Data section:
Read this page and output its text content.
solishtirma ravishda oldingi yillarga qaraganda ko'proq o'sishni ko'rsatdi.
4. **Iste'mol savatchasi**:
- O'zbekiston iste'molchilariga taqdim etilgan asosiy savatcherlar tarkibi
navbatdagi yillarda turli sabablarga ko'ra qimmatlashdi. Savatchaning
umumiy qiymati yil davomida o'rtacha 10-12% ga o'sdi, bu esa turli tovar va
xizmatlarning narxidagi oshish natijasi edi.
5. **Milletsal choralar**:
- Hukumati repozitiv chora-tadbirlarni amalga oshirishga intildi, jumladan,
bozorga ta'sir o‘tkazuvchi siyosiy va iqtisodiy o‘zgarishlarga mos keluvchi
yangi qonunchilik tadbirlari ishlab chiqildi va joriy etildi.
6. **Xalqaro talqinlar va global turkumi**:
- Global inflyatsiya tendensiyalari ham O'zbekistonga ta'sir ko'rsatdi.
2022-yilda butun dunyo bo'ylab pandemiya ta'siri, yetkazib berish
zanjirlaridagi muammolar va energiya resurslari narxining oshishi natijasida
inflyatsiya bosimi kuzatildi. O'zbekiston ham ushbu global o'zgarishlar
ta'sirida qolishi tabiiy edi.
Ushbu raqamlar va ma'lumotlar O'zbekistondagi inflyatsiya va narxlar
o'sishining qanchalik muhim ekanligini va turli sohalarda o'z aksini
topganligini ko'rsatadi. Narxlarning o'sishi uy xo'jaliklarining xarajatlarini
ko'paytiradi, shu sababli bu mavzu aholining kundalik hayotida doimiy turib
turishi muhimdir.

Aim:
Working from the listing above, pick out every line that has "inflyatsiya" and copy it.

Answer for this exercise:
- Global inflyatsiya tendensiyalari ham O'zbekistonga ta'sir ko'rsatdi.
inflyatsiya bosimi kuzatildi. O'zbekiston ham ushbu global o'zgarishlar
Ushbu raqamlar va ma'lumotlar O'zbekistondagi inflyatsiya va narxlar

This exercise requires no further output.